**The input**
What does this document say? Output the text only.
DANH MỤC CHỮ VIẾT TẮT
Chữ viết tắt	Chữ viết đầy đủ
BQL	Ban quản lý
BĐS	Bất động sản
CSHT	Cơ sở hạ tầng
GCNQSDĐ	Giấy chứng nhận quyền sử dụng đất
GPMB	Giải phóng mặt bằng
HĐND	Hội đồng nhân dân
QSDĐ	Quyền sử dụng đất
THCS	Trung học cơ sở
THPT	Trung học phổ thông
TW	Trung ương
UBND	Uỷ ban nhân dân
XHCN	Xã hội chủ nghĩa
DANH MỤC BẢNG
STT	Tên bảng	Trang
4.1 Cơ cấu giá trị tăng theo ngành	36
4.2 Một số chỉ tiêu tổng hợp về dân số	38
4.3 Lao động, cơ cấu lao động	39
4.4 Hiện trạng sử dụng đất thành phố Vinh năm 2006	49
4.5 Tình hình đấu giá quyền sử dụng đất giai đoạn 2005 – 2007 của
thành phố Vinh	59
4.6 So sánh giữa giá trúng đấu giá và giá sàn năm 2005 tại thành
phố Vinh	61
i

**Requirements**
Return all of the entries exactly as they were supplied.

**Answer to this task**
What does this document say? Output the text only.
DANH MỤC CHỮ VIẾT TẮT
Chữ viết tắt	Chữ viết đầy đủ
BQL	Ban quản lý
BĐS	Bất động sản
CSHT	Cơ sở hạ tầng
GCNQSDĐ	Giấy chứng nhận quyền sử dụng đất
GPMB	Giải phóng mặt bằng
HĐND	Hội đồng nhân dân
QSDĐ	Quyền sử dụng đất
THCS	Trung học cơ sở
THPT	Trung học phổ thông
TW	Trung ương
UBND	Uỷ ban nhân dân
XHCN	Xã hội chủ nghĩa
DANH MỤC BẢNG
STT	Tên bảng	Trang
4.1 Cơ cấu giá trị tăng theo ngành	36
4.2 Một số chỉ tiêu tổng hợp về dân số	38
4.3 Lao động, cơ cấu lao động	39
4.4 Hiện trạng sử dụng đất thành phố Vinh năm 2006	49
4.5 Tình hình đấu giá quyền sử dụng đất giai đoạn 2005 – 2007 của
thành phố Vinh	59
4.6 So sánh giữa giá trúng đấu giá và giá sàn năm 2005 tại thành
phố Vinh	61
i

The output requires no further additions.